# START OF Task input

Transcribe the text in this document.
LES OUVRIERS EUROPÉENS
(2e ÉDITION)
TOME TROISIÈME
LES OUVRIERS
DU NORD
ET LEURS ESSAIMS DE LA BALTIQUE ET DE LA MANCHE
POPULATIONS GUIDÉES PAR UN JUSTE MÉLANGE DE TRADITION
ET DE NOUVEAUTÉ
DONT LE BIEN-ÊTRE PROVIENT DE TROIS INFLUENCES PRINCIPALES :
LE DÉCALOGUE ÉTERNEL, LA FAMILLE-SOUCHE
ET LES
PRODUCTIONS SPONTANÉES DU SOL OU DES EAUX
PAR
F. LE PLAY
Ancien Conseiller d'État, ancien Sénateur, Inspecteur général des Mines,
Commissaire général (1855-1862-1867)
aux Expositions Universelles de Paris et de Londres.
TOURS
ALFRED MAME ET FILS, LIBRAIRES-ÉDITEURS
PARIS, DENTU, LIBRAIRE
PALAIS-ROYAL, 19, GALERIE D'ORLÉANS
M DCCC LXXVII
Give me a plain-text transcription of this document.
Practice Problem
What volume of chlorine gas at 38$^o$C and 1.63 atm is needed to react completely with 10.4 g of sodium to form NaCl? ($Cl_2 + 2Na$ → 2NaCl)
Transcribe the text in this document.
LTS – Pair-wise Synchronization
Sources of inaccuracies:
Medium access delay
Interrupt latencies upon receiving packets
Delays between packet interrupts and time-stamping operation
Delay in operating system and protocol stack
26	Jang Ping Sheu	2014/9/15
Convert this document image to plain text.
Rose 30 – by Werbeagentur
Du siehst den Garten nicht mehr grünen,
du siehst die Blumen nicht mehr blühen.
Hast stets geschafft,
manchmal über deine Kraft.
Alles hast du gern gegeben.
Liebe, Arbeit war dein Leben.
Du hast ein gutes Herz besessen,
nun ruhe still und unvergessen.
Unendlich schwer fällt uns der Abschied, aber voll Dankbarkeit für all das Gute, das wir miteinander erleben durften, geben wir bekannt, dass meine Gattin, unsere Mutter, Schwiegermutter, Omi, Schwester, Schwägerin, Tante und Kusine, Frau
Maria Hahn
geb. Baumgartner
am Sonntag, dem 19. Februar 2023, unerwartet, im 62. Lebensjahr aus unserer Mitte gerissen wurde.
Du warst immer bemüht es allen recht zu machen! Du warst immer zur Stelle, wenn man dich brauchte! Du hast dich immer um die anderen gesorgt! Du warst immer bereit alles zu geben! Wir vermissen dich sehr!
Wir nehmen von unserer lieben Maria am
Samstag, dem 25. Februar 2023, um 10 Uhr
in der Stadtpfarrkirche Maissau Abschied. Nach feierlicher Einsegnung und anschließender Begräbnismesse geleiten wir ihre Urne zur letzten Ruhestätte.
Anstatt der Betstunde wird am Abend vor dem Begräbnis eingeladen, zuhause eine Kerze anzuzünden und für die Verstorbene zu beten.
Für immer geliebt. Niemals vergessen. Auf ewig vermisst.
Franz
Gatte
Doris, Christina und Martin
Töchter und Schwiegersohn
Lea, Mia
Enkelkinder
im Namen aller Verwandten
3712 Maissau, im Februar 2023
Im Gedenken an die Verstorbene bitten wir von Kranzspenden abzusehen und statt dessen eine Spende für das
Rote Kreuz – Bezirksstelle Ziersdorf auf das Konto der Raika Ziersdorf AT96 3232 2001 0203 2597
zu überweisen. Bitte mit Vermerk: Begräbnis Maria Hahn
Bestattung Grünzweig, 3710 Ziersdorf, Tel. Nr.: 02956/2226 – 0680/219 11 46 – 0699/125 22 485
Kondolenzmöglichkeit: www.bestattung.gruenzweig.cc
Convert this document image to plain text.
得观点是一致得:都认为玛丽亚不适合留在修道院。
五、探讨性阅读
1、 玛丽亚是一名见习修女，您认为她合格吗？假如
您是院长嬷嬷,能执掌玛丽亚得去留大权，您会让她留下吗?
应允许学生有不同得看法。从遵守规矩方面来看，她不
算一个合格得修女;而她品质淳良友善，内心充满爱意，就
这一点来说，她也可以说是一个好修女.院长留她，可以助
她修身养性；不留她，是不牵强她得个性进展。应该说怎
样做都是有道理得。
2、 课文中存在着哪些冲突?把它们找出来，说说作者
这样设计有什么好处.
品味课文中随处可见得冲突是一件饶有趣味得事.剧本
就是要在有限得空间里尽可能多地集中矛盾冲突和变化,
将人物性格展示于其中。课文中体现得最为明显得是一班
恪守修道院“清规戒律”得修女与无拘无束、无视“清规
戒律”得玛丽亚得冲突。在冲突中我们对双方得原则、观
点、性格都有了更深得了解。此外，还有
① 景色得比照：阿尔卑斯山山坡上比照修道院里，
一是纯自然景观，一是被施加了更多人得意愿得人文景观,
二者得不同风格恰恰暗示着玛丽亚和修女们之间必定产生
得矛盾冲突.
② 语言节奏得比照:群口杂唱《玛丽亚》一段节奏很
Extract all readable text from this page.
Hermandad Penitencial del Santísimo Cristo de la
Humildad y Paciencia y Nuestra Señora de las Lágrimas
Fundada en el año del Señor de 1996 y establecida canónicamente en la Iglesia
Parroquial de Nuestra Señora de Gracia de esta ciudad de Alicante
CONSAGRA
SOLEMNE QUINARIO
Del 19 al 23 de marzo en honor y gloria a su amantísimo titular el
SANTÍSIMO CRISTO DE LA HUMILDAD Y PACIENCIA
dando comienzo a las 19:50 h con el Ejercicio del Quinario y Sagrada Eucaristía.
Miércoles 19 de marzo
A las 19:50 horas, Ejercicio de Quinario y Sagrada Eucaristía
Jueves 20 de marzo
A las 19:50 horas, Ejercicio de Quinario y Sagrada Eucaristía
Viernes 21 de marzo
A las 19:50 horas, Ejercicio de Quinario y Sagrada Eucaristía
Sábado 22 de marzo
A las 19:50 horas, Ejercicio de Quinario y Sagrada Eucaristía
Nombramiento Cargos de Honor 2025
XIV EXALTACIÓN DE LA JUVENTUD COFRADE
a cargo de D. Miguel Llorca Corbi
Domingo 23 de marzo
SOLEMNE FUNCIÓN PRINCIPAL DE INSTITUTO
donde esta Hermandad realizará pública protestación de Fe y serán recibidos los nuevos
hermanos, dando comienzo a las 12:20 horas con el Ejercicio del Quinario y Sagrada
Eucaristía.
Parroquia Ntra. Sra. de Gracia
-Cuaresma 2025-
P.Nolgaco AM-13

# END OF Task input

Your goal :: Show the lines that mention the word "Gracia".

Task output ::
Parroquial de Nuestra Señora de Gracia de esta ciudad de Alicante
Parroquia Ntra. Sra. de Gracia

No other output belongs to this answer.